→ GIVEN PASSAGE:
(begin)

NATO’s eventual success, against an isolated Serbia weakened by a decade of perpetual crisis, was preordained. But when victory came after 11 weeks, it did so despite the leadership displayed at the top, not because of it. "Strategic commander" Clark was simply out of his depth. Schooled to fight a major war against the Soviets, and obsessed with avoiding another Vietnam, he possessed neither the intellectual framework nor the grammar to formulate strategy in circumstances where the canonical lessons of the Cold War didn’t apply. The supreme commander didn’t even know what he didn’t know.

For a nation that, like it or not, exercises global military power, a strategically illiterate officer corps represents a serious danger. By calling attention to that danger, albeit unwittingly, Waging Modern War deserves recognition as an important book.

—Andrew J. Bacevich

How the Melting Pot Can Work Again.

By Michael Barone. Regnery. 338 pp. $27.95

Sometime in the past year or two, American politicians awoke en masse with a terrible hangover on the issue of immigration. Policy had been dominated by restrictionists, who warned that a brown or yellow or multicolored tide was about to change the character of the nation, if not destroy it entirely. Gradually, though, the shrill voices of Pat Buchanan and Pete Wilson faded, the role of immigrants in the economic boom became clear, and legislators began amending or repealing the anti-immigrant statutes put on the books just a few sessions earlier.

Now, with the Immigration and Naturalization Service under orders to clean up its act, and new amnesties and guest worker programs under serious consideration, the tone of the popular debate has come full circle. Instead of books denouncing the rise of "alien" influences and blaming immigrants for everything from Los Angeles traffic jams to Chesapeake Bay pollution, we have books extolling the contributions of immigration to American life and values.

A political commentator best known as the coauthor for the past three decades of The Almanac of American Politics, Barone sensibly debunks "the notion that we are at a totally new place in American history, that we are about to change from a white-bread nation to a collection of peoples of color." On the contrary, "the new Americans of today, like the new Americans of the past, can be interwoven into the fabric of American life. . . . It can happen even more rapidly if all of us realize that that interweaving is part of the basic character of the country."

(end)

→ DIRECTIVES:
(a) In the book reviews, what is the listed price of Michael Barone's book?
(b) Name every person mentioned by name in the book reviews.
(c) Carry on the book reviews from the point where they stop.

→ INFORMATION SUPPLIED:

(begin)

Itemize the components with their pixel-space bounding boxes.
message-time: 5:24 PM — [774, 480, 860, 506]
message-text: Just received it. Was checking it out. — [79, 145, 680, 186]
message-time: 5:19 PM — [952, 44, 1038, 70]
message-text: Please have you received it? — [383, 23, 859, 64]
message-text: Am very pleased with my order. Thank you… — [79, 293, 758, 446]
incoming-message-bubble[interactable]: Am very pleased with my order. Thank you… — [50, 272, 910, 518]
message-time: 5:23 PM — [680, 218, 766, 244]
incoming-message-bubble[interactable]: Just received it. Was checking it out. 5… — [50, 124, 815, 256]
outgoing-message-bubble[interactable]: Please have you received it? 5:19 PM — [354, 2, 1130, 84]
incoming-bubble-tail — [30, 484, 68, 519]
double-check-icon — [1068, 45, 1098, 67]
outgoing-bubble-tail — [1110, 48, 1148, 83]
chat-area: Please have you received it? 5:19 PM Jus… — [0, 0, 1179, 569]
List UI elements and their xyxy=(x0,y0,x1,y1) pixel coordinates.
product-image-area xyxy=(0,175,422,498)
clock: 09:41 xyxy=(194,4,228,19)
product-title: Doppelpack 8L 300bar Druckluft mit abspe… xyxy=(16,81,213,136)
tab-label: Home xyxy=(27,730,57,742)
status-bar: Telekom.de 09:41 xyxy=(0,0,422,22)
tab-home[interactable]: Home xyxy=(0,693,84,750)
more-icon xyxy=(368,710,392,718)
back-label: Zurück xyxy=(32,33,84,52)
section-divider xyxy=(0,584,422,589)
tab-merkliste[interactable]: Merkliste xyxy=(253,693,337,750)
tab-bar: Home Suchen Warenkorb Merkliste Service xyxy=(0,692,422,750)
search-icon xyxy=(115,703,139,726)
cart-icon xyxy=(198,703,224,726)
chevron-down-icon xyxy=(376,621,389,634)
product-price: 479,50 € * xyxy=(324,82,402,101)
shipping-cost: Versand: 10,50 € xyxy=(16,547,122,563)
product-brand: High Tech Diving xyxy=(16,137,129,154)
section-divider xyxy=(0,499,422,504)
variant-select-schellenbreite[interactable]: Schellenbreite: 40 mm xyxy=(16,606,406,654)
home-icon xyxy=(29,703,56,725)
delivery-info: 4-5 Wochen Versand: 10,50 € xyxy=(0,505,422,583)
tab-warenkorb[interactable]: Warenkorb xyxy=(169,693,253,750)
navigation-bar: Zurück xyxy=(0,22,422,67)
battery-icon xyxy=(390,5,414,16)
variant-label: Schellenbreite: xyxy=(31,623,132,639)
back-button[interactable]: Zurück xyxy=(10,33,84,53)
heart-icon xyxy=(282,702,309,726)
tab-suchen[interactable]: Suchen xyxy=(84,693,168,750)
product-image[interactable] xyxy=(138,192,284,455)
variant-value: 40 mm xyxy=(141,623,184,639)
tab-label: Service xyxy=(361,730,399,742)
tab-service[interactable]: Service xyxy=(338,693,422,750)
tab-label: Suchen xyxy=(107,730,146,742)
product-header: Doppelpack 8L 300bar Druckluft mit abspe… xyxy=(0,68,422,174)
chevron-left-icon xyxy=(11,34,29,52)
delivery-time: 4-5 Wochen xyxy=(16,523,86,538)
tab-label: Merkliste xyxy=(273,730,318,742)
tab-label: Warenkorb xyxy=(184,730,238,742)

(end)

→ IN RESPONSE:
(a) $27.95

(b) Clark, Andrew J. Bacevich, Michael Barone, Pat Buchanan, Pete Wilson

(c)
Barone compares three groups of what he calls "new" Americans—blacks, Latinos, and Asians—with three ethnic groups that predominated among immigrants a century ago— the Irish, Italians, and Jews. Interesting, even compelling, Barone’s construct produces a number of useful insights about upward mobility and assimilation. Past and present have, in some respects, uncanny parallels. But there is also a major flaw in the approach. The African Americans of whom Barone writes have, for the most part, been in America far longer than almost anyone else he discusses, including most of the "white-bread" people. He acknowledges the problem early on, and then lamely dismisses it "for the purpose of this book."

A young Polish immigrant shoulders his trunk on Ellis Island in 1907.

152 Wilson Quarterly

Despite that weakness, many readers will enjoy Barone’s rapid, hold-on-to-your-hat histories of life in America for five of the six groups covered here. (His chapter on Asians seems cursory; perhaps he ran out of space, time, or interest.) The encyclopedic knowledge he has gained while visiting every congressional district in the country adds depth and flavor to his stories, though his periodic swipes at such policies as affirmative action and bilingual education seem gratuitous.

The book may not live up to its subtitle, but it does provide a reassuring reminder that "the United States has never been a monoethnic nation." The American majority is made up of an ever-shifting coalition of many minorities. And yet, remarkably, out of that relentless change there emerges a unique and enviable stability.

—Sanford J. Ungar

Science & Technology

REVEALING THE UNIVERSE: The Making of the Chandra X-Ray Observatory.

By Wallace Tucker and Karen Tucker. Harvard Univ. Press. 295 pp. $27.95

This book might more appropriately have been called Revealing NASA, for there is not much here of the universe. The narrative ends as the first images are coming in from the $2 billion Chandra X-Ray Observatory, named for 20th-century astrophysicist Subrahmanyan Chandrasekhar, and launched into Earth orbit by the space shuttle in 1999. These images, in which invisible x-rays are rendered in color, are rather less dramatic than the pictures we are used to seeing from the Hubble Space Telescope. They may be packed with valuable information for astronomers, but the average onlooker can be forgiven for thinking, "Ho, hum."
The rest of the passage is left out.